**REQUIREMENT**
Filter the entries, keeping every line with the word "Code".

**MATERIAL FOR THIS TASK**
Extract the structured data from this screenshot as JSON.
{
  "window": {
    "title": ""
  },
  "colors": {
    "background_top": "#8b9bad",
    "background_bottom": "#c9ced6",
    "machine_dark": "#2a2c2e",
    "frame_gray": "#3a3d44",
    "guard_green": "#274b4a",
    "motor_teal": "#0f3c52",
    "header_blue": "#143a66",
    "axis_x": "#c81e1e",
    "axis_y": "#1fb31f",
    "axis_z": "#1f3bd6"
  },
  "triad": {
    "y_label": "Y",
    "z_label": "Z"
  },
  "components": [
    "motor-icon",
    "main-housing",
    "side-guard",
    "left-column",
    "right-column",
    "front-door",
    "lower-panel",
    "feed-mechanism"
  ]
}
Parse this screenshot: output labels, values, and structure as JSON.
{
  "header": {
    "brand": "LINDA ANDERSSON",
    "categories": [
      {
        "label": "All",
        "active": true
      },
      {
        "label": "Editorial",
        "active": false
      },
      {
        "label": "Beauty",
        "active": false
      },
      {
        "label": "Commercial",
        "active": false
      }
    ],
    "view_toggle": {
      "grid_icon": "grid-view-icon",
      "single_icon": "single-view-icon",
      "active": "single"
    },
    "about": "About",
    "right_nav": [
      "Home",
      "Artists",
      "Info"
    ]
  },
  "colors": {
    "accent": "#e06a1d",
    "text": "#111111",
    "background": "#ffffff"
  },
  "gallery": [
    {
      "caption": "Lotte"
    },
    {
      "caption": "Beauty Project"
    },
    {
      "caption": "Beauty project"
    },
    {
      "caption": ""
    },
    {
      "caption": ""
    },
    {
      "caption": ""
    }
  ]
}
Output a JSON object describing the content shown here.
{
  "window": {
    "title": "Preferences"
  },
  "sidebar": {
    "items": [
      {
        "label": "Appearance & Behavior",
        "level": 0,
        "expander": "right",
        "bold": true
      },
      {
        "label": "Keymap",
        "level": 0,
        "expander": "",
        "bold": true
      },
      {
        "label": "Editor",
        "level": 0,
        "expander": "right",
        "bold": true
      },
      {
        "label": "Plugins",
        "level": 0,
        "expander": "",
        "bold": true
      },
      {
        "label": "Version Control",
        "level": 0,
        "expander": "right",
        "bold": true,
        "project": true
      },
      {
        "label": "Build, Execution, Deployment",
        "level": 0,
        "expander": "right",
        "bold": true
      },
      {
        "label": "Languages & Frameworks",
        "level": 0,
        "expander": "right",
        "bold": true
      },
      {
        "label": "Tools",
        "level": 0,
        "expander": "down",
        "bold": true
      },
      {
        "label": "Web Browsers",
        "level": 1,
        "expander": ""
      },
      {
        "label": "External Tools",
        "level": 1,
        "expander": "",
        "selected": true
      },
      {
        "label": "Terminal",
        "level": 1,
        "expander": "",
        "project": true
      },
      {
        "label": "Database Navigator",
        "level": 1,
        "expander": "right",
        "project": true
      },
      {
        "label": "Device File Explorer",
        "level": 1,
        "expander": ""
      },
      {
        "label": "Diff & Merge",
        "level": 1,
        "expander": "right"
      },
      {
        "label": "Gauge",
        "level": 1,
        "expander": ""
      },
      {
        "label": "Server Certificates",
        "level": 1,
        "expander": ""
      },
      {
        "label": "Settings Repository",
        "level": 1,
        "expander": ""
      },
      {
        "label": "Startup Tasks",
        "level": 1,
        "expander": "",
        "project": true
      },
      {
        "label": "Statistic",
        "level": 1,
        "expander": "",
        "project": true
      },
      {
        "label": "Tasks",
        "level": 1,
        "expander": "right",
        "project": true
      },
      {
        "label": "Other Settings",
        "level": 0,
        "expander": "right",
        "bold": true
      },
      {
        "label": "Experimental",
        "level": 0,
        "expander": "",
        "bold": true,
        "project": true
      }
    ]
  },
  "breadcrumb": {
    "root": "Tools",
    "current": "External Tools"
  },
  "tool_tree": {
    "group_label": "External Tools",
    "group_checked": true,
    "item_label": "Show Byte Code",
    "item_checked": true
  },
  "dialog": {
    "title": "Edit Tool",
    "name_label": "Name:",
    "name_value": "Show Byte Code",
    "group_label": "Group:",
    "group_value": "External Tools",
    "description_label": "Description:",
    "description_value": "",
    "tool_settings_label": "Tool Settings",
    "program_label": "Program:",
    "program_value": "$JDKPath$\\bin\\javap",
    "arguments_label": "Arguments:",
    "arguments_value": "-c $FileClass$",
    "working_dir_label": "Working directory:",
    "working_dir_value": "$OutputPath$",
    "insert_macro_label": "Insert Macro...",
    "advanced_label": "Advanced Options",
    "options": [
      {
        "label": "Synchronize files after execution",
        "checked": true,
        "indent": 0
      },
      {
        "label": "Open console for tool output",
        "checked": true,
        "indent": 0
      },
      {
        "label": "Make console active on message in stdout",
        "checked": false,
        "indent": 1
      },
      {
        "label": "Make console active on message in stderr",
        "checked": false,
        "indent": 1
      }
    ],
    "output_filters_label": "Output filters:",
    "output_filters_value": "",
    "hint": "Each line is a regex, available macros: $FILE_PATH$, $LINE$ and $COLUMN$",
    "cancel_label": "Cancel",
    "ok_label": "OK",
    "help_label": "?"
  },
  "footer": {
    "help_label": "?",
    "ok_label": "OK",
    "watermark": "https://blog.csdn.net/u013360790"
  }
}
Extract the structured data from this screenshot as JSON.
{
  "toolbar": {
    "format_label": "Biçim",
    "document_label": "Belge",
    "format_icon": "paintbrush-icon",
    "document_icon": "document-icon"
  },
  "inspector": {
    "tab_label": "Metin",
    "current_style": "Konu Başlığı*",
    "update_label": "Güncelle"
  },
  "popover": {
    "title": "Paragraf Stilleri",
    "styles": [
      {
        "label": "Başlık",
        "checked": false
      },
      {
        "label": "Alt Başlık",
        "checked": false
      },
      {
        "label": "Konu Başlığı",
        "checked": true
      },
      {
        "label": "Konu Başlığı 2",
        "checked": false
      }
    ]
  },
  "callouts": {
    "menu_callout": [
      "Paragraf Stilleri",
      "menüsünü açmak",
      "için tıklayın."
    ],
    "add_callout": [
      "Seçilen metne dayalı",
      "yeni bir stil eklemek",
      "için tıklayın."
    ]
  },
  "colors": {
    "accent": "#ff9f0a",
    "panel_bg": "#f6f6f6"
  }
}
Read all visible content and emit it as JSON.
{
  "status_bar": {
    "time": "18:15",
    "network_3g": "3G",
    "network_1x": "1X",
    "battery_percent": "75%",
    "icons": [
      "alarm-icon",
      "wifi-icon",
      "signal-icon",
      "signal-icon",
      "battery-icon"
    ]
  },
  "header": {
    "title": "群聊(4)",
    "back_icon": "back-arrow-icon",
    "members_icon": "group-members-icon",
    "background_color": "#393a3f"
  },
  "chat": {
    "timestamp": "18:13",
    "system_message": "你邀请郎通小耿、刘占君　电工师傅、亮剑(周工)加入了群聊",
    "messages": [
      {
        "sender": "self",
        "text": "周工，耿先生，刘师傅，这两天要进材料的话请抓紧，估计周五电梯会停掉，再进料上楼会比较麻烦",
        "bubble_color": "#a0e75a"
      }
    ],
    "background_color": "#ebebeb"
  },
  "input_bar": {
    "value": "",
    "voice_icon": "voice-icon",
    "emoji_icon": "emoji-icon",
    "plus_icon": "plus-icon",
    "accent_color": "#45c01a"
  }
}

**THE REPLY**
    "item_label": "Show Byte Code",
    "name_value": "Show Byte Code",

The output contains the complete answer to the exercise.